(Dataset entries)
=-=-=

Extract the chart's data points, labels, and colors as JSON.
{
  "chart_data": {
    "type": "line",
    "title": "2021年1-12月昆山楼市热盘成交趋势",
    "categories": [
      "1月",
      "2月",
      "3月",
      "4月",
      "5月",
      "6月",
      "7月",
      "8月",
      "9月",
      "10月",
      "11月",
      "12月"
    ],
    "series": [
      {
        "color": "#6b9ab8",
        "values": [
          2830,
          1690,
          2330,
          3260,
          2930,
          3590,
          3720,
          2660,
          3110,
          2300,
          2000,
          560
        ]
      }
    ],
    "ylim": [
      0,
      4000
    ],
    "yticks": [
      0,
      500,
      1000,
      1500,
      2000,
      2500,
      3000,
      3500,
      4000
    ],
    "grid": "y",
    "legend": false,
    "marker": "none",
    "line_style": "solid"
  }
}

=-=-=

_Problem statement_
Restate the whole listing exactly, leaving out nothing.

_Exercise solution_
Extract the chart's data points, labels, and colors as JSON.
{
  "chart_data": {
    "type": "line",
    "title": "2021年1-12月昆山楼市热盘成交趋势",
    "categories": [
      "1月",
      "2月",
      "3月",
      "4月",
      "5月",
      "6月",
      "7月",
      "8月",
      "9月",
      "10月",
      "11月",
      "12月"
    ],
    "series": [
      {
        "color": "#6b9ab8",
        "values": [
          2830,
          1690,
          2330,
          3260,
          2930,
          3590,
          3720,
          2660,
          3110,
          2300,
          2000,
          560
        ]
      }
    ],
    "ylim": [
      0,
      4000
    ],
    "yticks": [
      0,
      500,
      1000,
      1500,
      2000,
      2500,
      3000,
      3500,
      4000
    ],
    "grid": "y",
    "legend": false,
    "marker": "none",
    "line_style": "solid"
  }
}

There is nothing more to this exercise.